Problem details:
Copy each entry as it stands, leaving nothing out.
========
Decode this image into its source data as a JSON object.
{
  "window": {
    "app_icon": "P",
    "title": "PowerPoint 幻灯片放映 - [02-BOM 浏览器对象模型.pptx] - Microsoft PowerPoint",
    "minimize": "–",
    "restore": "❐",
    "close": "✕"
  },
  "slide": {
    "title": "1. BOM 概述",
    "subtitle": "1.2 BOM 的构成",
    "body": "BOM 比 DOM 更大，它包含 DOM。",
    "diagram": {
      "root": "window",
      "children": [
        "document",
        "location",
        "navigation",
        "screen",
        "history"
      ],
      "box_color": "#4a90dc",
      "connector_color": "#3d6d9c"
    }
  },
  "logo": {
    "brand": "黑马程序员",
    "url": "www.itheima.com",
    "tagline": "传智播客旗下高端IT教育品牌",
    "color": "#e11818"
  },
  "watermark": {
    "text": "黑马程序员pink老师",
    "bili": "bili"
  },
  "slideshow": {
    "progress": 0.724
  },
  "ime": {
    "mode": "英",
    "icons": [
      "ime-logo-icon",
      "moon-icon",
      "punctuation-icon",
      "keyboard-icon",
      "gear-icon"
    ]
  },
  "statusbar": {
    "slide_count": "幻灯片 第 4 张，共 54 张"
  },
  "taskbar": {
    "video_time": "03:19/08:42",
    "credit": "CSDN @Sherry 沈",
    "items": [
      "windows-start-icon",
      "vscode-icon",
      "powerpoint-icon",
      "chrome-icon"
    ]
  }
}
========
The response:
Decode this image into its source data as a JSON object.
{
  "window": {
    "app_icon": "P",
    "title": "PowerPoint 幻灯片放映 - [02-BOM 浏览器对象模型.pptx] - Microsoft PowerPoint",
    "minimize": "–",
    "restore": "❐",
    "close": "✕"
  },
  "slide": {
    "title": "1. BOM 概述",
    "subtitle": "1.2 BOM 的构成",
    "body": "BOM 比 DOM 更大，它包含 DOM。",
    "diagram": {
      "root": "window",
      "children": [
        "document",
        "location",
        "navigation",
        "screen",
        "history"
      ],
      "box_color": "#4a90dc",
      "connector_color": "#3d6d9c"
    }
  },
  "logo": {
    "brand": "黑马程序员",
    "url": "www.itheima.com",
    "tagline": "传智播客旗下高端IT教育品牌",
    "color": "#e11818"
  },
  "watermark": {
    "text": "黑马程序员pink老师",
    "bili": "bili"
  },
  "slideshow": {
    "progress": 0.724
  },
  "ime": {
    "mode": "英",
    "icons": [
      "ime-logo-icon",
      "moon-icon",
      "punctuation-icon",
      "keyboard-icon",
      "gear-icon"
    ]
  },
  "statusbar": {
    "slide_count": "幻灯片 第 4 张，共 54 张"
  },
  "taskbar": {
    "video_time": "03:19/08:42",
    "credit": "CSDN @Sherry 沈",
    "items": [
      "windows-start-icon",
      "vscode-icon",
      "powerpoint-icon",
      "chrome-icon"
    ]
  }
}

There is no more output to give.